REQUEST:
Images are excluded; otherwise, output every record exactly.

Saved entries:
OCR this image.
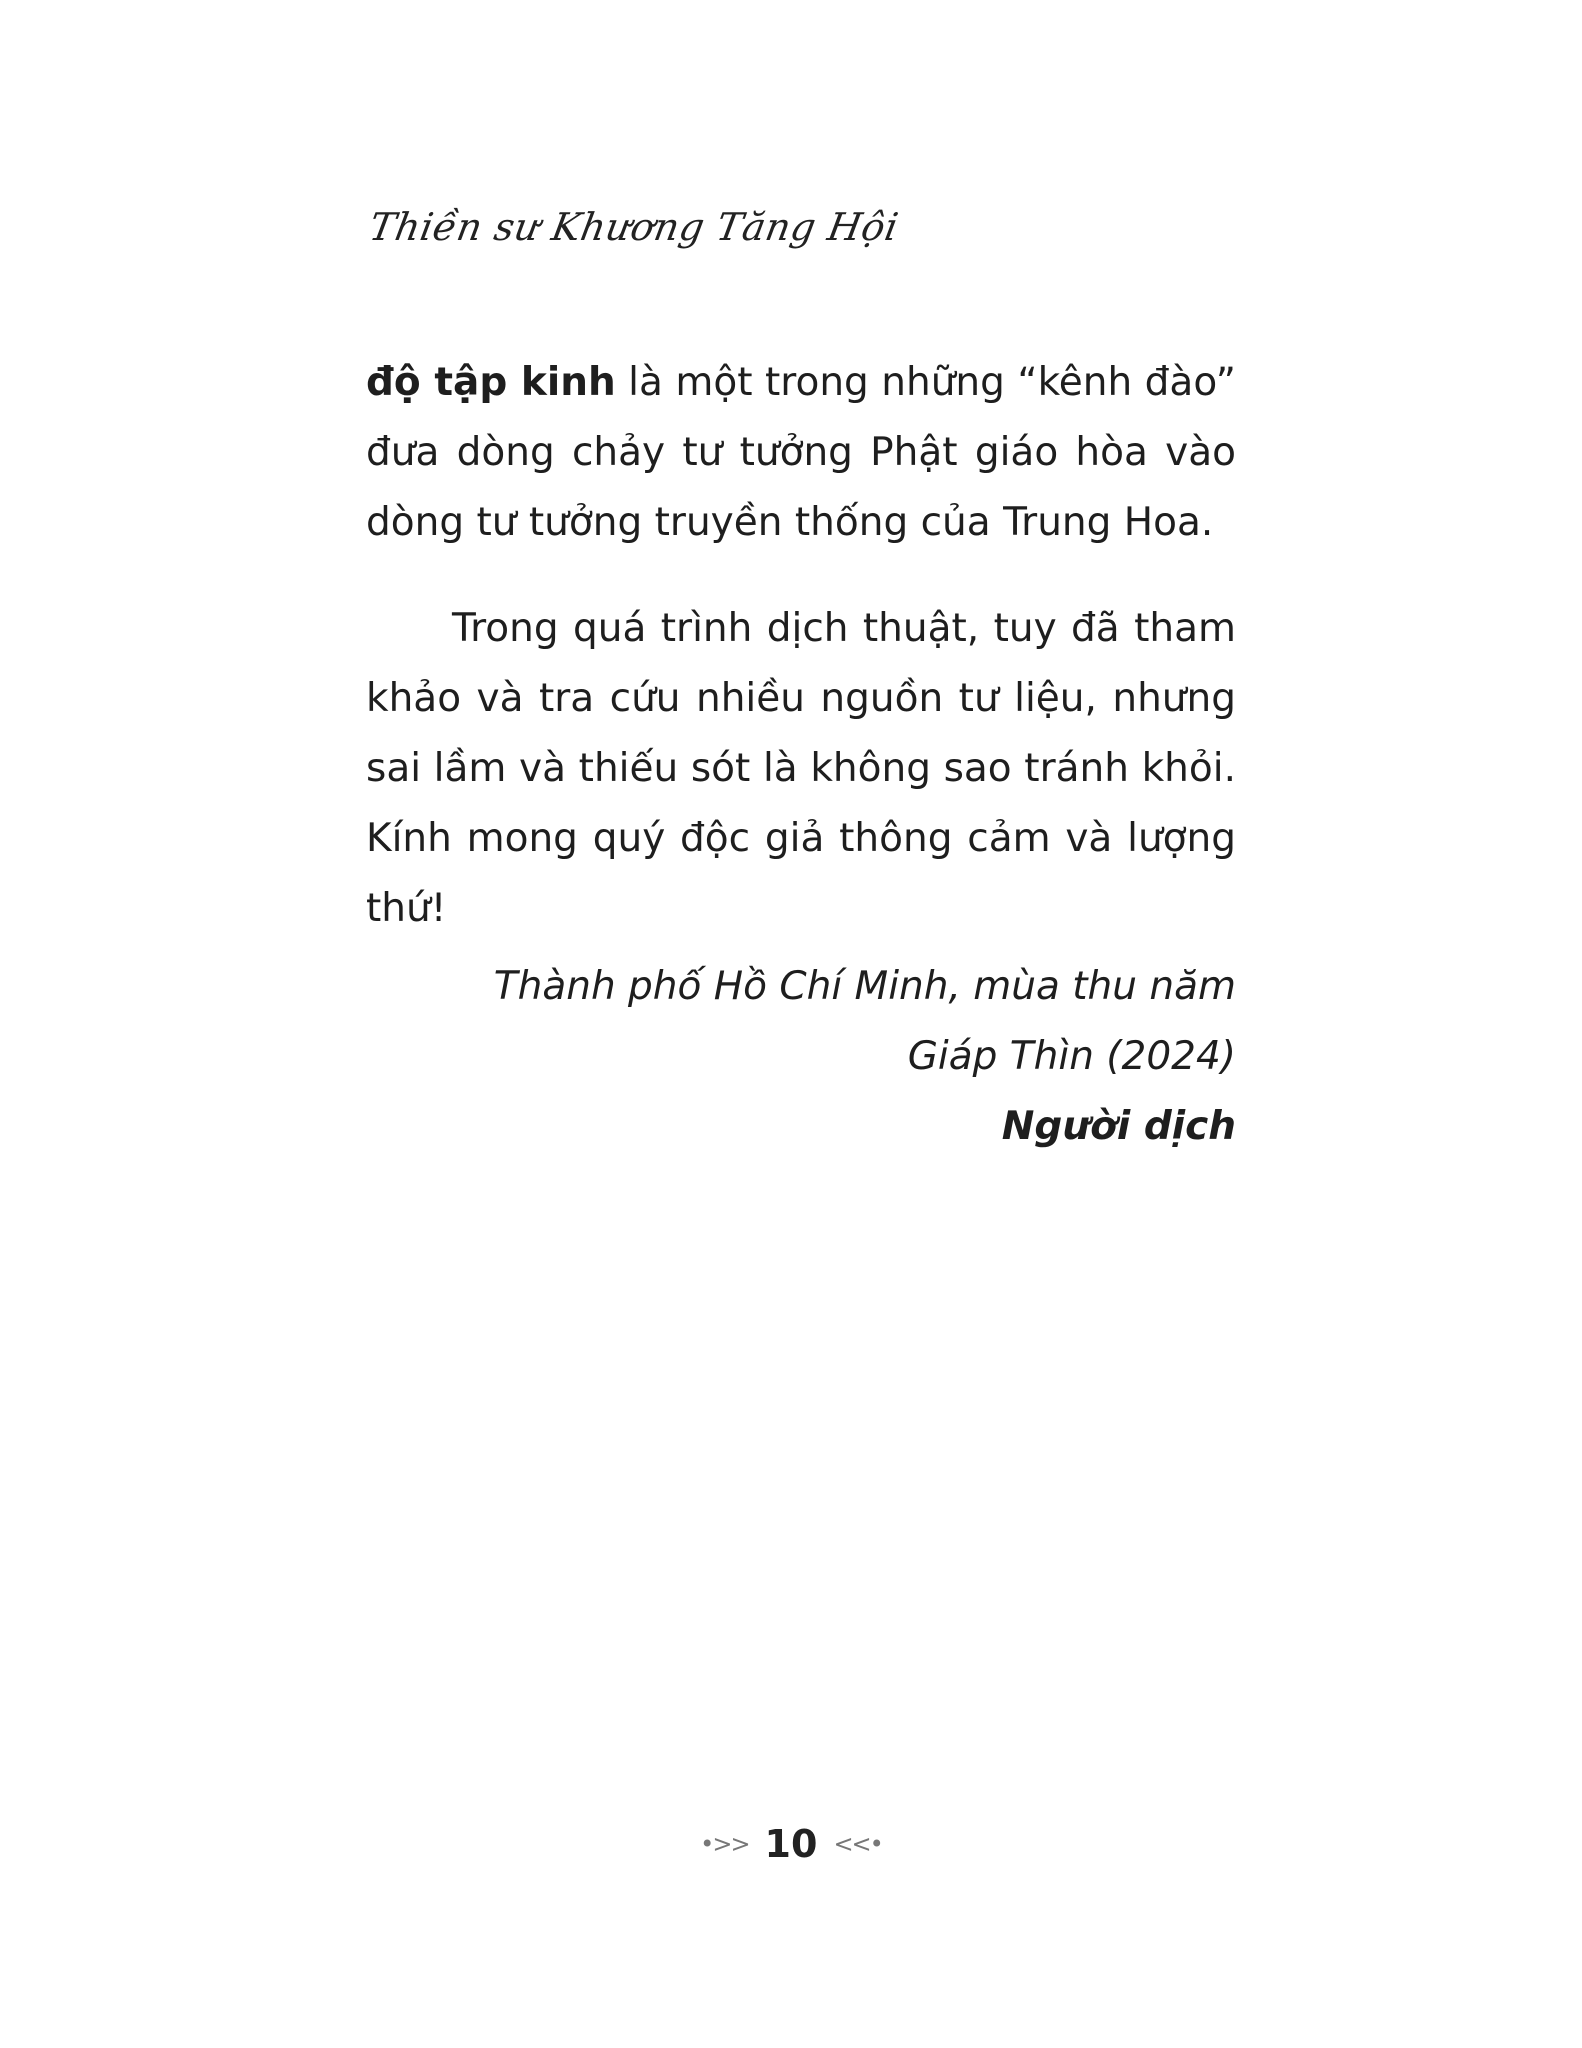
Thiền sư Khương Tăng Hội

độ tập kinh là một trong những “kênh đào” đưa dòng chảy tư tưởng Phật giáo hòa vào dòng tư tưởng truyền thống của Trung Hoa.

Trong quá trình dịch thuật, tuy đã tham khảo và tra cứu nhiều nguồn tư liệu, nhưng sai lầm và thiếu sót là không sao tránh khỏi. Kính mong quý độc giả thông cảm và lượng thứ!

Thành phố Hồ Chí Minh, mùa thu năm
Giáp Thìn (2024)
Người dịch
•>> 10 <<•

REPLY TO THE TASK:
OCR this image.
Thiền sư Khương Tăng Hội

độ tập kinh là một trong những “kênh đào” đưa dòng chảy tư tưởng Phật giáo hòa vào dòng tư tưởng truyền thống của Trung Hoa.

Trong quá trình dịch thuật, tuy đã tham khảo và tra cứu nhiều nguồn tư liệu, nhưng sai lầm và thiếu sót là không sao tránh khỏi. Kính mong quý độc giả thông cảm và lượng thứ!

Thành phố Hồ Chí Minh, mùa thu năm
Giáp Thìn (2024)
Người dịch
•>> 10 <<•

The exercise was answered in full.